Problem statement → Gather each line of the entries below that includes "JSON".

Material for this exercise →
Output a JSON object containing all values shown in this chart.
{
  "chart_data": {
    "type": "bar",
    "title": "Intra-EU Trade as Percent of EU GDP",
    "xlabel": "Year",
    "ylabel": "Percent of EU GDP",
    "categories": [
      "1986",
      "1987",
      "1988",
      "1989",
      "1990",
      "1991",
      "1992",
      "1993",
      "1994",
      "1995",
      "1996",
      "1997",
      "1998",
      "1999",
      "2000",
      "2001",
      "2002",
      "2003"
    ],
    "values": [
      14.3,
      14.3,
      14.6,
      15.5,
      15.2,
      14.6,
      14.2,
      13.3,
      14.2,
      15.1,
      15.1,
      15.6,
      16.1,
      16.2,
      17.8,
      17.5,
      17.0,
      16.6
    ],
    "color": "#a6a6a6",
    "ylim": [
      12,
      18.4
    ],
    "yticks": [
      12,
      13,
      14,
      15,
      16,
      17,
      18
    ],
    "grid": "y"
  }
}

==

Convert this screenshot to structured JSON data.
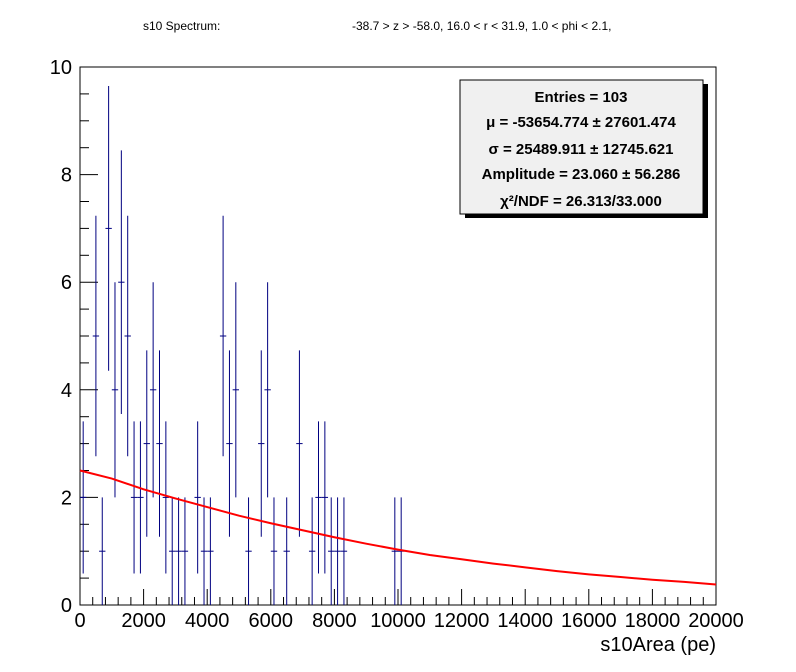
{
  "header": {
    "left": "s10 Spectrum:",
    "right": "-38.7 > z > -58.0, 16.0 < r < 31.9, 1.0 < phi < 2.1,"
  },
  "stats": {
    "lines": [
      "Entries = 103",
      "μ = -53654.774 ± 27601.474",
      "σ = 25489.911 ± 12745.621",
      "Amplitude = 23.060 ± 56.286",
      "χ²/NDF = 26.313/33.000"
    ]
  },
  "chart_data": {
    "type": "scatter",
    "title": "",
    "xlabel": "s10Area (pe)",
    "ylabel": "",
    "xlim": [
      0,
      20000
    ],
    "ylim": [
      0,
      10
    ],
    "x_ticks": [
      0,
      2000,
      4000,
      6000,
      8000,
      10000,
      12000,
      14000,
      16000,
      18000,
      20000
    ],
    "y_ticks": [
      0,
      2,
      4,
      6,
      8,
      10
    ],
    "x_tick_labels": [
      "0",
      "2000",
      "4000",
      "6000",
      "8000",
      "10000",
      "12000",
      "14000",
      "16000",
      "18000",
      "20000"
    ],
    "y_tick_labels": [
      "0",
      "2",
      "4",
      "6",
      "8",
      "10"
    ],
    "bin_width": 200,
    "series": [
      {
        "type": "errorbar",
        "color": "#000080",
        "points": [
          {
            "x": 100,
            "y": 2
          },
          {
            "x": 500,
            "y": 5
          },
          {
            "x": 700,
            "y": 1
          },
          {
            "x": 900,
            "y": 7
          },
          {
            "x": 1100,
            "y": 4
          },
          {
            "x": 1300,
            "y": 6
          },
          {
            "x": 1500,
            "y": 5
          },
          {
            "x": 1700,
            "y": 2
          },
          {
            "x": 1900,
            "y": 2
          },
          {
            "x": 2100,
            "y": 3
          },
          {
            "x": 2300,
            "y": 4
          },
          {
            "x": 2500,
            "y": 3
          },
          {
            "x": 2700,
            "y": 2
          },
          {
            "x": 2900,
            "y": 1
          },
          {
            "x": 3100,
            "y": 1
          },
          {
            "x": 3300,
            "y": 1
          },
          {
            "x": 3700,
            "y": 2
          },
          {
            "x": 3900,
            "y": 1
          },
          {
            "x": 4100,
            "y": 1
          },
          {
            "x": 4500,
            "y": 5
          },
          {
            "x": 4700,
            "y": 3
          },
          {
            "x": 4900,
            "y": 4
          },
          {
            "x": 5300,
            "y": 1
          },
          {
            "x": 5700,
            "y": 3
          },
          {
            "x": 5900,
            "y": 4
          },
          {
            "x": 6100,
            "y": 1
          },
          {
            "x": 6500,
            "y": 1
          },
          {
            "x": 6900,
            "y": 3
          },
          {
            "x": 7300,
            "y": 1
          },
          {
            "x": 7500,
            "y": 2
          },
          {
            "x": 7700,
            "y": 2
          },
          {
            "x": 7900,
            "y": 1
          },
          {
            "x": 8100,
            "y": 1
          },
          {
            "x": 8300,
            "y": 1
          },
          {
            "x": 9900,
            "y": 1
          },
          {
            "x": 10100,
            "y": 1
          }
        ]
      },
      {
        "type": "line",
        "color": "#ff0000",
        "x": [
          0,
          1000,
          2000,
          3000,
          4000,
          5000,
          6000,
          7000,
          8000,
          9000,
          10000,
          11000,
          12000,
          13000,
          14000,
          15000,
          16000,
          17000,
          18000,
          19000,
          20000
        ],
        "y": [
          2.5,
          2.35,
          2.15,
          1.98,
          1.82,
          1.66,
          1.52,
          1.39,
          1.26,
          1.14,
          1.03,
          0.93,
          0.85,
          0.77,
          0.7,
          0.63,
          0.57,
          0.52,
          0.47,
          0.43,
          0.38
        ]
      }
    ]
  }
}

Response to the exercise →
Output a JSON object containing all values shown in this chart.
Convert this screenshot to structured JSON data.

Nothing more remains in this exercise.